- [Given entries]

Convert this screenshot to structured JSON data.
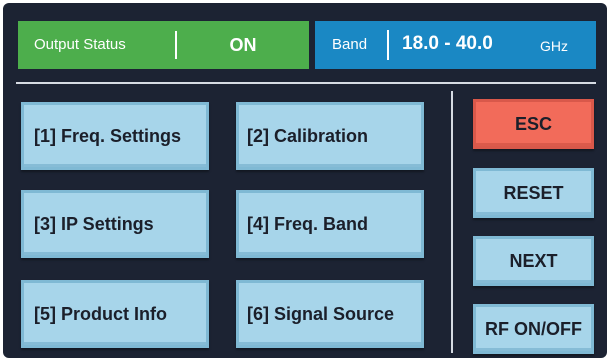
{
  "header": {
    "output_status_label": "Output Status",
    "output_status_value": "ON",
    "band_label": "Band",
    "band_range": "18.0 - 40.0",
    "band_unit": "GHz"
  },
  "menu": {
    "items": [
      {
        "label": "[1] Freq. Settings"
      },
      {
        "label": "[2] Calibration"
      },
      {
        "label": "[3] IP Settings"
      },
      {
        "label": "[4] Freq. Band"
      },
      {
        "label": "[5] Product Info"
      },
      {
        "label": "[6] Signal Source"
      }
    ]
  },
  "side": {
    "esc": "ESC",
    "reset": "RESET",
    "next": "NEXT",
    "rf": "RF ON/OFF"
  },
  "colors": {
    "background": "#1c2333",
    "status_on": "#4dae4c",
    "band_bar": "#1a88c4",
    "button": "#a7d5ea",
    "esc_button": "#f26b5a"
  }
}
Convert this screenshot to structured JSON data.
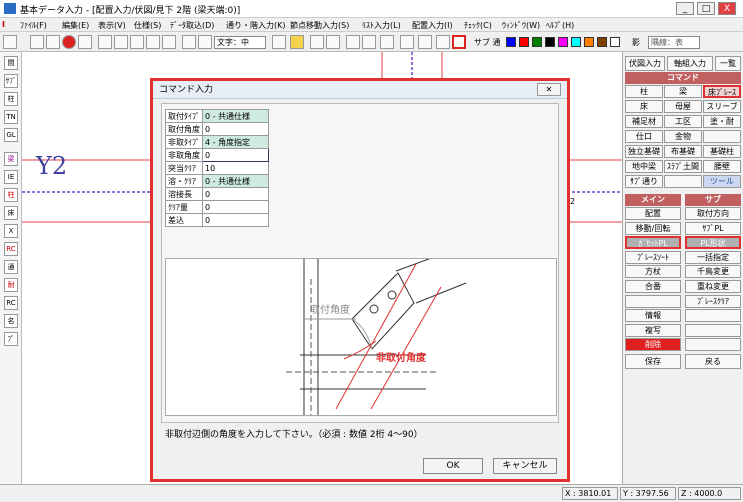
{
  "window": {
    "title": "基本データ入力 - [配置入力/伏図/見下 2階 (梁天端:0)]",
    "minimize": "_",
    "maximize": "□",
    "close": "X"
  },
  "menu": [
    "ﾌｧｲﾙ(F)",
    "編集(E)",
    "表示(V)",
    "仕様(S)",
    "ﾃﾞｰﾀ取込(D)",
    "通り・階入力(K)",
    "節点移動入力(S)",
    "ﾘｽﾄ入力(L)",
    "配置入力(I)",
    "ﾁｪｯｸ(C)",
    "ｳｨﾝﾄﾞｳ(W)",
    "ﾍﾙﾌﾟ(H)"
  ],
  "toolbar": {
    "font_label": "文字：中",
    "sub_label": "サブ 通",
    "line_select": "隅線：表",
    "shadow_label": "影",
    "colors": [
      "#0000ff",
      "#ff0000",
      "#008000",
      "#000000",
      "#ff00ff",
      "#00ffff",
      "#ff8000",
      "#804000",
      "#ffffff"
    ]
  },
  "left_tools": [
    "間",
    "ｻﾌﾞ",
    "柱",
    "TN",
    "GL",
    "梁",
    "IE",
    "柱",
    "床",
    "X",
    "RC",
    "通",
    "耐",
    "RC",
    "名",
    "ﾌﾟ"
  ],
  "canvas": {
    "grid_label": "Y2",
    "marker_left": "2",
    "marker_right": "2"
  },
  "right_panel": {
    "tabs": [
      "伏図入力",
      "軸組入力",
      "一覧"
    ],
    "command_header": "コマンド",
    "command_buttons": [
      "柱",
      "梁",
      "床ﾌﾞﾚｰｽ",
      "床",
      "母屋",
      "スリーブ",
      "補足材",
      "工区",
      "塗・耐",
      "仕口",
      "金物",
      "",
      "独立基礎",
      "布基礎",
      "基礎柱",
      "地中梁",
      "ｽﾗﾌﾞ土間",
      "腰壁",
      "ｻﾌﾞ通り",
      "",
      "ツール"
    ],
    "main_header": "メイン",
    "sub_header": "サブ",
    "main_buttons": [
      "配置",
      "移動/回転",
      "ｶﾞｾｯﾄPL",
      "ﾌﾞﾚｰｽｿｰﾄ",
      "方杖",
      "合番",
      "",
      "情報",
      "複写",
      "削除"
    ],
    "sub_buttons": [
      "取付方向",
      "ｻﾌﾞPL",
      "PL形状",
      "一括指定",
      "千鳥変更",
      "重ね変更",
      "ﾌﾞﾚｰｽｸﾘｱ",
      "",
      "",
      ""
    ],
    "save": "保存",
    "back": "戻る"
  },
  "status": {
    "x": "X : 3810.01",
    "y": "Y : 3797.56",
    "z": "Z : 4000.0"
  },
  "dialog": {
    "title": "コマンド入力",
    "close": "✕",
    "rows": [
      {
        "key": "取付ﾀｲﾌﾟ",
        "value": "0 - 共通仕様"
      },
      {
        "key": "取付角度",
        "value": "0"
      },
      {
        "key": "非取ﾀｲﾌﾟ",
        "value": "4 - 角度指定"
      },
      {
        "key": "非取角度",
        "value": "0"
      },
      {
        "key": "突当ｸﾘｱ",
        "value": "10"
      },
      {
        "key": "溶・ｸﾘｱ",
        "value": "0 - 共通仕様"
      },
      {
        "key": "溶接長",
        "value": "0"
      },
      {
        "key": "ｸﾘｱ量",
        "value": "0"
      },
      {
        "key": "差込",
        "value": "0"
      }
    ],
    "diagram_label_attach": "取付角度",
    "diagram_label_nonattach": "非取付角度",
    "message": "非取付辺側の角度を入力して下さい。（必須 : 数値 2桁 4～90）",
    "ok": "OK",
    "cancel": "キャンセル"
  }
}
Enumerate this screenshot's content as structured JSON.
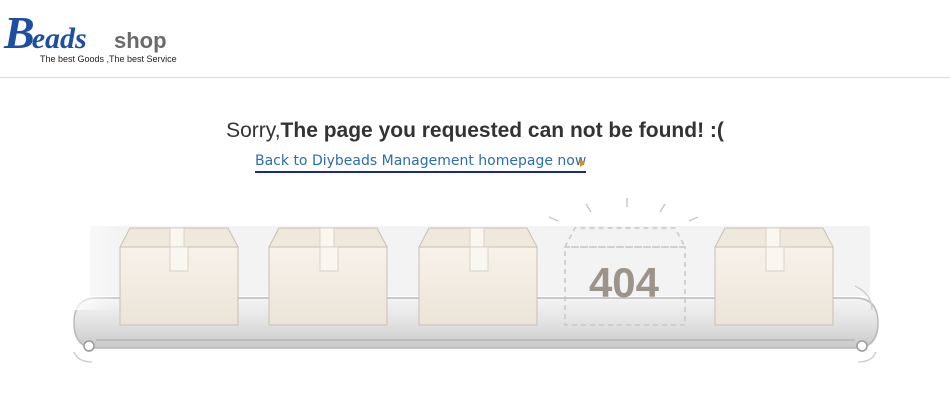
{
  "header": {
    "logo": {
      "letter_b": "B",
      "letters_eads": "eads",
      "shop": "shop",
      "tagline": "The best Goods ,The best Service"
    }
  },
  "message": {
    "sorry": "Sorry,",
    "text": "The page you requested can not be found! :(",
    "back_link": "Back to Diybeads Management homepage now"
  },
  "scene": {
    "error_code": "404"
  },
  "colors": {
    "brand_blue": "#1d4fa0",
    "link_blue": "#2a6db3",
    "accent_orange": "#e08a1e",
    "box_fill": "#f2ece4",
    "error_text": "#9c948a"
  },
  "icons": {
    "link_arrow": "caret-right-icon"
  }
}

- [Requirements] Write out all the records again, exactly, minus any pictures.

- [Answer to this exercise]
Convert this screenshot to structured JSON data.
{
  "header": {
    "output_status_label": "Output Status",
    "output_status_value": "ON",
    "band_label": "Band",
    "band_range": "18.0 - 40.0",
    "band_unit": "GHz"
  },
  "menu": {
    "items": [
      {
        "label": "[1] Freq. Settings"
      },
      {
        "label": "[2] Calibration"
      },
      {
        "label": "[3] IP Settings"
      },
      {
        "label": "[4] Freq. Band"
      },
      {
        "label": "[5] Product Info"
      },
      {
        "label": "[6] Signal Source"
      }
    ]
  },
  "side": {
    "esc": "ESC",
    "reset": "RESET",
    "next": "NEXT",
    "rf": "RF ON/OFF"
  },
  "colors": {
    "background": "#1c2333",
    "status_on": "#4dae4c",
    "band_bar": "#1a88c4",
    "button": "#a7d5ea",
    "esc_button": "#f26b5a"
  }
}
Convert this screenshot to structured JSON data.
{
  "window": {
    "title": "基本データ入力 - [配置入力/伏図/見下 2階 (梁天端:0)]",
    "minimize": "_",
    "maximize": "□",
    "close": "X"
  },
  "menu": [
    "ﾌｧｲﾙ(F)",
    "編集(E)",
    "表示(V)",
    "仕様(S)",
    "ﾃﾞｰﾀ取込(D)",
    "通り・階入力(K)",
    "節点移動入力(S)",
    "ﾘｽﾄ入力(L)",
    "配置入力(I)",
    "ﾁｪｯｸ(C)",
    "ｳｨﾝﾄﾞｳ(W)",
    "ﾍﾙﾌﾟ(H)"
  ],
  "toolbar": {
    "font_label": "文字：中",
    "sub_label": "サブ 通",
    "line_select": "隅線：表",
    "shadow_label": "影",
    "colors": [
      "#0000ff",
      "#ff0000",
      "#008000",
      "#000000",
      "#ff00ff",
      "#00ffff",
      "#ff8000",
      "#804000",
      "#ffffff"
    ]
  },
  "left_tools": [
    "間",
    "ｻﾌﾞ",
    "柱",
    "TN",
    "GL",
    "梁",
    "IE",
    "柱",
    "床",
    "X",
    "RC",
    "通",
    "耐",
    "RC",
    "名",
    "ﾌﾟ"
  ],
  "canvas": {
    "grid_label": "Y2",
    "marker_left": "2",
    "marker_right": "2"
  },
  "right_panel": {
    "tabs": [
      "伏図入力",
      "軸組入力",
      "一覧"
    ],
    "command_header": "コマンド",
    "command_buttons": [
      "柱",
      "梁",
      "床ﾌﾞﾚｰｽ",
      "床",
      "母屋",
      "スリーブ",
      "補足材",
      "工区",
      "塗・耐",
      "仕口",
      "金物",
      "",
      "独立基礎",
      "布基礎",
      "基礎柱",
      "地中梁",
      "ｽﾗﾌﾞ土間",
      "腰壁",
      "ｻﾌﾞ通り",
      "",
      "ツール"
    ],
    "main_header": "メイン",
    "sub_header": "サブ",
    "main_buttons": [
      "配置",
      "移動/回転",
      "ｶﾞｾｯﾄPL",
      "ﾌﾞﾚｰｽｿｰﾄ",
      "方杖",
      "合番",
      "",
      "情報",
      "複写",
      "削除"
    ],
    "sub_buttons": [
      "取付方向",
      "ｻﾌﾞPL",
      "PL形状",
      "一括指定",
      "千鳥変更",
      "重ね変更",
      "ﾌﾞﾚｰｽｸﾘｱ",
      "",
      "",
      ""
    ],
    "save": "保存",
    "back": "戻る"
  },
  "status": {
    "x": "X : 3810.01",
    "y": "Y : 3797.56",
    "z": "Z : 4000.0"
  },
  "dialog": {
    "title": "コマンド入力",
    "close": "✕",
    "rows": [
      {
        "key": "取付ﾀｲﾌﾟ",
        "value": "0 - 共通仕様"
      },
      {
        "key": "取付角度",
        "value": "0"
      },
      {
        "key": "非取ﾀｲﾌﾟ",
        "value": "4 - 角度指定"
      },
      {
        "key": "非取角度",
        "value": "0"
      },
      {
        "key": "突当ｸﾘｱ",
        "value": "10"
      },
      {
        "key": "溶・ｸﾘｱ",
        "value": "0 - 共通仕様"
      },
      {
        "key": "溶接長",
        "value": "0"
      },
      {
        "key": "ｸﾘｱ量",
        "value": "0"
      },
      {
        "key": "差込",
        "value": "0"
      }
    ],
    "diagram_label_attach": "取付角度",
    "diagram_label_nonattach": "非取付角度",
    "message": "非取付辺側の角度を入力して下さい。（必須 : 数値 2桁 4～90）",
    "ok": "OK",
    "cancel": "キャンセル"
  }
}
Enumerate this screenshot's content as structured JSON.
{
  "header": {
    "logo": {
      "letter_b": "B",
      "letters_eads": "eads",
      "shop": "shop",
      "tagline": "The best Goods ,The best Service"
    }
  },
  "message": {
    "sorry": "Sorry,",
    "text": "The page you requested can not be found! :(",
    "back_link": "Back to Diybeads Management homepage now"
  },
  "scene": {
    "error_code": "404"
  },
  "colors": {
    "brand_blue": "#1d4fa0",
    "link_blue": "#2a6db3",
    "accent_orange": "#e08a1e",
    "box_fill": "#f2ece4",
    "error_text": "#9c948a"
  },
  "icons": {
    "link_arrow": "caret-right-icon"
  }
}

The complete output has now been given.